Fragmento del texto>
- - - - -

ONG muestran su decepción por la “escasa ambición” de la cumbre de la ONU en Sevilla en deuda y ayuda

La Cuarta Conferencia Internacional sobre Financiación para el Desarrollo, llevada a cabo en Sevilla del 30 de junio al 3 de julio, concluyó con sentimientos encontrados. Lo que se esperaba que fuera un momento decisivo para reformular las normativas del sistema financiero global y avanzar en la consecución de los Objetivos de Desarrollo Sostenible culminó en un documento final que ha recibido críticas significativas por parte de organizaciones de la sociedad civil, las cuales señalan su falta de ambición, claridad y determinación política genuina.

El documento llamado «Compromiso de Sevilla» recibió el visto bueno de la mayoría de las naciones participantes; sin embargo, no contó con el apoyo de algunas potencias importantes, como Estados Unidos, cuya falta de respaldo influyó en el tono de las discusiones. Según las ONG, el texto no proporciona las soluciones fundamentales necesarias para enfrentar la crisis de deuda que afecta a numerosos países en desarrollo, ni representa un avance sólido en la Ayuda Oficial al Desarrollo (AOD), cuyo retroceso podría intensificar la desigualdad mundial.

- - - - -

Requisitos de la tarea>
Reproduce la parte del texto sobre la cumbre de Sevilla que va entre "La Cuarta Conferencia" y "determinación política genuina.", ambos incluidos.

- - - - -

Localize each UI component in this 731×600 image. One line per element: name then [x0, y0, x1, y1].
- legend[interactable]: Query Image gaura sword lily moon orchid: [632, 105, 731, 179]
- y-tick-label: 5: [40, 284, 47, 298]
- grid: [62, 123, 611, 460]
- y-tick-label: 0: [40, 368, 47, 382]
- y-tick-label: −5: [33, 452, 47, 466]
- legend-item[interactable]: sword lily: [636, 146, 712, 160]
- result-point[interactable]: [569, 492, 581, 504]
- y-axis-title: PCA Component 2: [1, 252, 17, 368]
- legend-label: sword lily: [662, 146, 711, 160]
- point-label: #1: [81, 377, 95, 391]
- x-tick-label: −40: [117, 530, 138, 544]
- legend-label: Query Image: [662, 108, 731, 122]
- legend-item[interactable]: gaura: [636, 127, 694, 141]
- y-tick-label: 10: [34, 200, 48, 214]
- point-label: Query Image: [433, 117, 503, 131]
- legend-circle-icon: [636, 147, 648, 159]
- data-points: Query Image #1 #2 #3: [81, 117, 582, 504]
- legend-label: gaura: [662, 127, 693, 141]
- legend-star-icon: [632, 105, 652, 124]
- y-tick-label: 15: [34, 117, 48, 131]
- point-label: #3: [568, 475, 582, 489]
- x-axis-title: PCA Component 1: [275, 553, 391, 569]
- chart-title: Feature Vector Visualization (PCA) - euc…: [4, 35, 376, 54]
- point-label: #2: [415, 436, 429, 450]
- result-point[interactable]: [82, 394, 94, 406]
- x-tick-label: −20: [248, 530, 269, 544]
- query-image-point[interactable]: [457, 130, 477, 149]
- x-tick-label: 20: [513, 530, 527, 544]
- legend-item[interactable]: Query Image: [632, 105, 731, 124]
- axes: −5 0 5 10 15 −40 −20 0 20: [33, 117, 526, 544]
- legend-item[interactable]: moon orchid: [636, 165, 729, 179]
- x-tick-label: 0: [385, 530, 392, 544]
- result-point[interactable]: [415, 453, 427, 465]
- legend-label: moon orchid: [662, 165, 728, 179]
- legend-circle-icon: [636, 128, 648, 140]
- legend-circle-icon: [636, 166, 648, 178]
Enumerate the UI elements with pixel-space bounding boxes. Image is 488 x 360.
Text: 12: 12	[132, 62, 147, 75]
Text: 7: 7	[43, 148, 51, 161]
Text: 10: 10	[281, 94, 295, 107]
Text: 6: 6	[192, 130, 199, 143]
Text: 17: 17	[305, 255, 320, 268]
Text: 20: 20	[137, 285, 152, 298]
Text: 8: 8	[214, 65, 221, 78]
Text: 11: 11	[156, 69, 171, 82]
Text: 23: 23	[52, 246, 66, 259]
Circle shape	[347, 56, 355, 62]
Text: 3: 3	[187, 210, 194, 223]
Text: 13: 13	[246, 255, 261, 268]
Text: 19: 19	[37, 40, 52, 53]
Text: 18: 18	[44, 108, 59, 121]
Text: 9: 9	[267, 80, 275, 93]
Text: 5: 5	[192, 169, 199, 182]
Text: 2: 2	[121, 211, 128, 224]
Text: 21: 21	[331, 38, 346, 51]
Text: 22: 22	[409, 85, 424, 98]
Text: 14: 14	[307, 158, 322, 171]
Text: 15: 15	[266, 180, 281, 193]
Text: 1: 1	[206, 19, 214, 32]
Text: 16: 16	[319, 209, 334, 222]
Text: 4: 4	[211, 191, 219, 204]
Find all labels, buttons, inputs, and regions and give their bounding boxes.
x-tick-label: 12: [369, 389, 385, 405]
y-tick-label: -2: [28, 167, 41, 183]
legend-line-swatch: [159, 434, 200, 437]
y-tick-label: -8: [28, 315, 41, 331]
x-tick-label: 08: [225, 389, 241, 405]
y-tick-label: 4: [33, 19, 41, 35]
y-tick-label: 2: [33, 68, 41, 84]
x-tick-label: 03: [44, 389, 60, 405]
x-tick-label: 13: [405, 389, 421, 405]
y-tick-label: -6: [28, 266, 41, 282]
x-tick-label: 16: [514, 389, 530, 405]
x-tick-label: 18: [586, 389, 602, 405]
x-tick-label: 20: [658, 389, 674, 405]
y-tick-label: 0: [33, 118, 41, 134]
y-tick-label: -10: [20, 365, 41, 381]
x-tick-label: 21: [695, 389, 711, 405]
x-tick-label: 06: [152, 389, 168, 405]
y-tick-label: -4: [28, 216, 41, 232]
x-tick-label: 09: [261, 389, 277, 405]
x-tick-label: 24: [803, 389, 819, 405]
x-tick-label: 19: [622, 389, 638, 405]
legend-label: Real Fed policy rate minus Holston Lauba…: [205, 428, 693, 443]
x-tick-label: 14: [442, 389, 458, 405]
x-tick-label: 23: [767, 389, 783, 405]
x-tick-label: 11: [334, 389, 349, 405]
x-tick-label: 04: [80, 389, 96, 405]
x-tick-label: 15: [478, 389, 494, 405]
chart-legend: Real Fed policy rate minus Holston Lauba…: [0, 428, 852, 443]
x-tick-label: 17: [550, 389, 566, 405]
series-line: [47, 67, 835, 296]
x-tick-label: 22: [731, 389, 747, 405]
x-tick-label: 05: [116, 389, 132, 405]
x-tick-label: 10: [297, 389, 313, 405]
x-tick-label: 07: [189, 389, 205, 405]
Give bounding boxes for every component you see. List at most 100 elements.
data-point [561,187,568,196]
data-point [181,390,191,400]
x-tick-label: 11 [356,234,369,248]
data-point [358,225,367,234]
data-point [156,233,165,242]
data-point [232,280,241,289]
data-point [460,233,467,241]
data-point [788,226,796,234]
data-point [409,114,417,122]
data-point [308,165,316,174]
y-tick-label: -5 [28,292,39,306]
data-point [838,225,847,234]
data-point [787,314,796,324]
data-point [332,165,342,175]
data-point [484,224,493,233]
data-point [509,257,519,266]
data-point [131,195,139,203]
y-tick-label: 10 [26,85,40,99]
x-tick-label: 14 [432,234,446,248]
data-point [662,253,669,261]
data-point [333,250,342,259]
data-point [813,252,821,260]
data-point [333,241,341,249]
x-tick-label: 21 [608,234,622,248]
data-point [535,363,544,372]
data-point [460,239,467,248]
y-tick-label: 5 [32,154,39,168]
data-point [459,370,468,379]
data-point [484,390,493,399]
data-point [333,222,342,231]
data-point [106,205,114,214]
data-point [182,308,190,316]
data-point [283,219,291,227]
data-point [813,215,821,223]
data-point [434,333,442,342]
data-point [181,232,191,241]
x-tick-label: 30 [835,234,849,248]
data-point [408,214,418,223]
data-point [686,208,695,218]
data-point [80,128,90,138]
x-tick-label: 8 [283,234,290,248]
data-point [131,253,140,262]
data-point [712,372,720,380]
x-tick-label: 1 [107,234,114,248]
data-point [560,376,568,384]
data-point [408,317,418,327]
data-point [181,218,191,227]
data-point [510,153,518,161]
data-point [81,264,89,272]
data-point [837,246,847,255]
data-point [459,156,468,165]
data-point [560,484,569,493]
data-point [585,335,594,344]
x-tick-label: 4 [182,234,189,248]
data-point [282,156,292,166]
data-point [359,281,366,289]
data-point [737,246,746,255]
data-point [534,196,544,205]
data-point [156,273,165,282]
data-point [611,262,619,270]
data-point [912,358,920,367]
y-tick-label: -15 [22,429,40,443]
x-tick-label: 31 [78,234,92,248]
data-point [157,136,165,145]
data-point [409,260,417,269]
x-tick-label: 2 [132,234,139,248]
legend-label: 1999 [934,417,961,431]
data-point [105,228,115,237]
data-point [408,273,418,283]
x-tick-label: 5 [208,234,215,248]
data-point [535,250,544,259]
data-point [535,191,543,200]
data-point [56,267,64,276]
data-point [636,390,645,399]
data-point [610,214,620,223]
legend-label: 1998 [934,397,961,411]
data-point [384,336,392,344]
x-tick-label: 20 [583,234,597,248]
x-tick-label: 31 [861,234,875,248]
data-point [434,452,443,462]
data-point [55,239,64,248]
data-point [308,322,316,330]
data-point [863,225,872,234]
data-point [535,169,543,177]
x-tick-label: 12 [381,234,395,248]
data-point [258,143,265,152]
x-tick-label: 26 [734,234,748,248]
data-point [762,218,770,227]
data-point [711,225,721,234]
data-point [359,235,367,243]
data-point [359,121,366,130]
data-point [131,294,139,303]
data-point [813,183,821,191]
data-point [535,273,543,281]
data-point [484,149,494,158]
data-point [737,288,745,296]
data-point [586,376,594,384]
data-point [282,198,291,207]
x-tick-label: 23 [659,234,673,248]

- - - - -

Respuesta al ejercicio>
La Cuarta Conferencia Internacional sobre Financiación para el Desarrollo, llevada a cabo en Sevilla del 30 de junio al 3 de julio, concluyó con sentimientos encontrados. Lo que se esperaba que fuera un momento decisivo para reformular las normativas del sistema financiero global y avanzar en la consecución de los Objetivos de Desarrollo Sostenible culminó en un documento final que ha recibido críticas significativas por parte de organizaciones de la sociedad civil, las cuales señalan su falta de ambición, claridad y determinación política genuina.